**Written task:**
Take the data that follows and retype it word for word.

**Dataset records:**
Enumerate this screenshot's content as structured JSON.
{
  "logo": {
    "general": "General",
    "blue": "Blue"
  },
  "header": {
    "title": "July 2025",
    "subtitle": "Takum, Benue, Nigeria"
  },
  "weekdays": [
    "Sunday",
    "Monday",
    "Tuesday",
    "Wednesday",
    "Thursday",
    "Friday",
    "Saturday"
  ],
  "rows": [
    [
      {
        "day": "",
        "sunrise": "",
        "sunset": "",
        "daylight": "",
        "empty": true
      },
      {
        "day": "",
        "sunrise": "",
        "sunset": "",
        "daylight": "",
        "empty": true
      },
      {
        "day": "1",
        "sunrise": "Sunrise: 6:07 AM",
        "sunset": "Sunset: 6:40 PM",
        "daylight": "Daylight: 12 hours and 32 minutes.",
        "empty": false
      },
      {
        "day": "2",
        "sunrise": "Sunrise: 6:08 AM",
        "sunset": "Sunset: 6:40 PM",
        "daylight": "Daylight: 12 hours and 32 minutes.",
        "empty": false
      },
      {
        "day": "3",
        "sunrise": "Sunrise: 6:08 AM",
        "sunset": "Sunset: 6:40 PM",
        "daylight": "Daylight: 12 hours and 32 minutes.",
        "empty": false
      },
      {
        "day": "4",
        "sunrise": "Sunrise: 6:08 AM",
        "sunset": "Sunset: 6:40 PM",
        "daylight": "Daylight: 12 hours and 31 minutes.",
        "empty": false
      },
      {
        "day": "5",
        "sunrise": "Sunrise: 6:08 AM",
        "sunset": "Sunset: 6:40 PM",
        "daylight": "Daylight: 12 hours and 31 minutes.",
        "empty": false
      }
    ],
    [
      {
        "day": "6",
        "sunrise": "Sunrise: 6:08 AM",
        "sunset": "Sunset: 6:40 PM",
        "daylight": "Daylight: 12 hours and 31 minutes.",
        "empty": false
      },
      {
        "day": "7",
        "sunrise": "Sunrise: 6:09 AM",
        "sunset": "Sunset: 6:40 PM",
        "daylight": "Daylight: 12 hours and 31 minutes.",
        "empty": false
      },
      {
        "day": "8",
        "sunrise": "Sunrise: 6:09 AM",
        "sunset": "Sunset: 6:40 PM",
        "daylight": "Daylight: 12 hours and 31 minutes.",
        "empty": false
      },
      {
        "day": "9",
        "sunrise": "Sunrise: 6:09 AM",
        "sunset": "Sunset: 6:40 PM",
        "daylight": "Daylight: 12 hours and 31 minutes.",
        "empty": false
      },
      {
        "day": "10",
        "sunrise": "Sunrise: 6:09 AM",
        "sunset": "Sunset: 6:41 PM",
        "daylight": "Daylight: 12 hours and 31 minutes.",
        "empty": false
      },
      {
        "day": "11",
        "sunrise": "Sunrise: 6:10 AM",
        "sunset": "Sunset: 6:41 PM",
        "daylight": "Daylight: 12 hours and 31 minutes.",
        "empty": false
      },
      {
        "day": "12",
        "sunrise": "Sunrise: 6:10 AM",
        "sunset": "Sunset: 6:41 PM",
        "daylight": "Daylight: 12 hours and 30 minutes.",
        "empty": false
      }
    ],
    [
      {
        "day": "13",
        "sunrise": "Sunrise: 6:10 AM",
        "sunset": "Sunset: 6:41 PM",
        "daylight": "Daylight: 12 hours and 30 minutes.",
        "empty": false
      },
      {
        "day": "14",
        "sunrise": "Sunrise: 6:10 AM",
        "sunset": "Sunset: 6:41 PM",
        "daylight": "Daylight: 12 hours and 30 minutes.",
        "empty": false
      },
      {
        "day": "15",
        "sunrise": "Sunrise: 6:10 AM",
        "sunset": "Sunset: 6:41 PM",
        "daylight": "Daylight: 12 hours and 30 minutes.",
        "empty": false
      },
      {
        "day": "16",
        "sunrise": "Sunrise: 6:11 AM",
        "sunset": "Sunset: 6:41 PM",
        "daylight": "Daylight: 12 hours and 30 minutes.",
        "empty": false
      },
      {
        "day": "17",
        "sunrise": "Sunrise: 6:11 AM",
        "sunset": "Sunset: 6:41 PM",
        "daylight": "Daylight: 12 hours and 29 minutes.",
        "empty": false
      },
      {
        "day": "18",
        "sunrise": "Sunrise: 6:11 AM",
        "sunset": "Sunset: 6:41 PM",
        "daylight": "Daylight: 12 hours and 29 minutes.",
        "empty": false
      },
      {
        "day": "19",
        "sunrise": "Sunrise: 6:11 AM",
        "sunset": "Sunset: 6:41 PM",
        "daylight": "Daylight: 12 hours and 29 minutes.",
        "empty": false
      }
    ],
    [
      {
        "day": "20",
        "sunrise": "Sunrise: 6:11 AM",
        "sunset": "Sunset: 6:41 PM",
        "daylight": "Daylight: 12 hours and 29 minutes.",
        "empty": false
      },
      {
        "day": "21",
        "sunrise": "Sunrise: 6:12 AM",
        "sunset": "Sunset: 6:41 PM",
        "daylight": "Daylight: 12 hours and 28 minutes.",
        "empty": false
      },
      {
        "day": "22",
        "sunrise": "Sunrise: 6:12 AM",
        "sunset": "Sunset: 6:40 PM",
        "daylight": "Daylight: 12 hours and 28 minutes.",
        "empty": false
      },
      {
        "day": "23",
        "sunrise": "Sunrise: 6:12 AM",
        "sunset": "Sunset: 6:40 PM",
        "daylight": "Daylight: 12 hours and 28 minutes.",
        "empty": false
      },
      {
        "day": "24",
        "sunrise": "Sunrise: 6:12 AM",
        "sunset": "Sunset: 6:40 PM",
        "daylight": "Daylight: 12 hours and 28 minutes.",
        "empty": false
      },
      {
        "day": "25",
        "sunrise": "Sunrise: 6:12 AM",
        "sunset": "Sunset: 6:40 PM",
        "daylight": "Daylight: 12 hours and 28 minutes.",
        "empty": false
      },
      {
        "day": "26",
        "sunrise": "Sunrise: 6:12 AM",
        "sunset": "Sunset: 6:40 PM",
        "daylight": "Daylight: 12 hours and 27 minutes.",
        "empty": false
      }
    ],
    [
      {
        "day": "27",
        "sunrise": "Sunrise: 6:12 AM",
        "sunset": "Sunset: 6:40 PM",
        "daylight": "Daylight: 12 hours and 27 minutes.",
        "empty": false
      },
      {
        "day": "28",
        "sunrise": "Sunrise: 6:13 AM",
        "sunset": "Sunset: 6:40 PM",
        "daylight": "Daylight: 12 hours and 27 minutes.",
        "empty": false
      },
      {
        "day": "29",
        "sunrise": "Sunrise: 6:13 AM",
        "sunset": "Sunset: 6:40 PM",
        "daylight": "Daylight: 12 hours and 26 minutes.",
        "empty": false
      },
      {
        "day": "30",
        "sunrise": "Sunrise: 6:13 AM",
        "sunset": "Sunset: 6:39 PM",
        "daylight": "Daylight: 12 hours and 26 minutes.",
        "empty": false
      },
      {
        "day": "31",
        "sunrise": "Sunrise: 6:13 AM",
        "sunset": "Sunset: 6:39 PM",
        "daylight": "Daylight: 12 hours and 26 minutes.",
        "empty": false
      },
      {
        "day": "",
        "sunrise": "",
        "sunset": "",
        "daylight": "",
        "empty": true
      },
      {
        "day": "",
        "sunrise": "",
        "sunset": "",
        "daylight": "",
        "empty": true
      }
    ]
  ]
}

**Task answer:**
Enumerate this screenshot's content as structured JSON.
{
  "logo": {
    "general": "General",
    "blue": "Blue"
  },
  "header": {
    "title": "July 2025",
    "subtitle": "Takum, Benue, Nigeria"
  },
  "weekdays": [
    "Sunday",
    "Monday",
    "Tuesday",
    "Wednesday",
    "Thursday",
    "Friday",
    "Saturday"
  ],
  "rows": [
    [
      {
        "day": "",
        "sunrise": "",
        "sunset": "",
        "daylight": "",
        "empty": true
      },
      {
        "day": "",
        "sunrise": "",
        "sunset": "",
        "daylight": "",
        "empty": true
      },
      {
        "day": "1",
        "sunrise": "Sunrise: 6:07 AM",
        "sunset": "Sunset: 6:40 PM",
        "daylight": "Daylight: 12 hours and 32 minutes.",
        "empty": false
      },
      {
        "day": "2",
        "sunrise": "Sunrise: 6:08 AM",
        "sunset": "Sunset: 6:40 PM",
        "daylight": "Daylight: 12 hours and 32 minutes.",
        "empty": false
      },
      {
        "day": "3",
        "sunrise": "Sunrise: 6:08 AM",
        "sunset": "Sunset: 6:40 PM",
        "daylight": "Daylight: 12 hours and 32 minutes.",
        "empty": false
      },
      {
        "day": "4",
        "sunrise": "Sunrise: 6:08 AM",
        "sunset": "Sunset: 6:40 PM",
        "daylight": "Daylight: 12 hours and 31 minutes.",
        "empty": false
      },
      {
        "day": "5",
        "sunrise": "Sunrise: 6:08 AM",
        "sunset": "Sunset: 6:40 PM",
        "daylight": "Daylight: 12 hours and 31 minutes.",
        "empty": false
      }
    ],
    [
      {
        "day": "6",
        "sunrise": "Sunrise: 6:08 AM",
        "sunset": "Sunset: 6:40 PM",
        "daylight": "Daylight: 12 hours and 31 minutes.",
        "empty": false
      },
      {
        "day": "7",
        "sunrise": "Sunrise: 6:09 AM",
        "sunset": "Sunset: 6:40 PM",
        "daylight": "Daylight: 12 hours and 31 minutes.",
        "empty": false
      },
      {
        "day": "8",
        "sunrise": "Sunrise: 6:09 AM",
        "sunset": "Sunset: 6:40 PM",
        "daylight": "Daylight: 12 hours and 31 minutes.",
        "empty": false
      },
      {
        "day": "9",
        "sunrise": "Sunrise: 6:09 AM",
        "sunset": "Sunset: 6:40 PM",
        "daylight": "Daylight: 12 hours and 31 minutes.",
        "empty": false
      },
      {
        "day": "10",
        "sunrise": "Sunrise: 6:09 AM",
        "sunset": "Sunset: 6:41 PM",
        "daylight": "Daylight: 12 hours and 31 minutes.",
        "empty": false
      },
      {
        "day": "11",
        "sunrise": "Sunrise: 6:10 AM",
        "sunset": "Sunset: 6:41 PM",
        "daylight": "Daylight: 12 hours and 31 minutes.",
        "empty": false
      },
      {
        "day": "12",
        "sunrise": "Sunrise: 6:10 AM",
        "sunset": "Sunset: 6:41 PM",
        "daylight": "Daylight: 12 hours and 30 minutes.",
        "empty": false
      }
    ],
    [
      {
        "day": "13",
        "sunrise": "Sunrise: 6:10 AM",
        "sunset": "Sunset: 6:41 PM",
        "daylight": "Daylight: 12 hours and 30 minutes.",
        "empty": false
      },
      {
        "day": "14",
        "sunrise": "Sunrise: 6:10 AM",
        "sunset": "Sunset: 6:41 PM",
        "daylight": "Daylight: 12 hours and 30 minutes.",
        "empty": false
      },
      {
        "day": "15",
        "sunrise": "Sunrise: 6:10 AM",
        "sunset": "Sunset: 6:41 PM",
        "daylight": "Daylight: 12 hours and 30 minutes.",
        "empty": false
      },
      {
        "day": "16",
        "sunrise": "Sunrise: 6:11 AM",
        "sunset": "Sunset: 6:41 PM",
        "daylight": "Daylight: 12 hours and 30 minutes.",
        "empty": false
      },
      {
        "day": "17",
        "sunrise": "Sunrise: 6:11 AM",
        "sunset": "Sunset: 6:41 PM",
        "daylight": "Daylight: 12 hours and 29 minutes.",
        "empty": false
      },
      {
        "day": "18",
        "sunrise": "Sunrise: 6:11 AM",
        "sunset": "Sunset: 6:41 PM",
        "daylight": "Daylight: 12 hours and 29 minutes.",
        "empty": false
      },
      {
        "day": "19",
        "sunrise": "Sunrise: 6:11 AM",
        "sunset": "Sunset: 6:41 PM",
        "daylight": "Daylight: 12 hours and 29 minutes.",
        "empty": false
      }
    ],
    [
      {
        "day": "20",
        "sunrise": "Sunrise: 6:11 AM",
        "sunset": "Sunset: 6:41 PM",
        "daylight": "Daylight: 12 hours and 29 minutes.",
        "empty": false
      },
      {
        "day": "21",
        "sunrise": "Sunrise: 6:12 AM",
        "sunset": "Sunset: 6:41 PM",
        "daylight": "Daylight: 12 hours and 28 minutes.",
        "empty": false
      },
      {
        "day": "22",
        "sunrise": "Sunrise: 6:12 AM",
        "sunset": "Sunset: 6:40 PM",
        "daylight": "Daylight: 12 hours and 28 minutes.",
        "empty": false
      },
      {
        "day": "23",
        "sunrise": "Sunrise: 6:12 AM",
        "sunset": "Sunset: 6:40 PM",
        "daylight": "Daylight: 12 hours and 28 minutes.",
        "empty": false
      },
      {
        "day": "24",
        "sunrise": "Sunrise: 6:12 AM",
        "sunset": "Sunset: 6:40 PM",
        "daylight": "Daylight: 12 hours and 28 minutes.",
        "empty": false
      },
      {
        "day": "25",
        "sunrise": "Sunrise: 6:12 AM",
        "sunset": "Sunset: 6:40 PM",
        "daylight": "Daylight: 12 hours and 28 minutes.",
        "empty": false
      },
      {
        "day": "26",
        "sunrise": "Sunrise: 6:12 AM",
        "sunset": "Sunset: 6:40 PM",
        "daylight": "Daylight: 12 hours and 27 minutes.",
        "empty": false
      }
    ],
    [
      {
        "day": "27",
        "sunrise": "Sunrise: 6:12 AM",
        "sunset": "Sunset: 6:40 PM",
        "daylight": "Daylight: 12 hours and 27 minutes.",
        "empty": false
      },
      {
        "day": "28",
        "sunrise": "Sunrise: 6:13 AM",
        "sunset": "Sunset: 6:40 PM",
        "daylight": "Daylight: 12 hours and 27 minutes.",
        "empty": false
      },
      {
        "day": "29",
        "sunrise": "Sunrise: 6:13 AM",
        "sunset": "Sunset: 6:40 PM",
        "daylight": "Daylight: 12 hours and 26 minutes.",
        "empty": false
      },
      {
        "day": "30",
        "sunrise": "Sunrise: 6:13 AM",
        "sunset": "Sunset: 6:39 PM",
        "daylight": "Daylight: 12 hours and 26 minutes.",
        "empty": false
      },
      {
        "day": "31",
        "sunrise": "Sunrise: 6:13 AM",
        "sunset": "Sunset: 6:39 PM",
        "daylight": "Daylight: 12 hours and 26 minutes.",
        "empty": false
      },
      {
        "day": "",
        "sunrise": "",
        "sunset": "",
        "daylight": "",
        "empty": true
      },
      {
        "day": "",
        "sunrise": "",
        "sunset": "",
        "daylight": "",
        "empty": true
      }
    ]
  ]
}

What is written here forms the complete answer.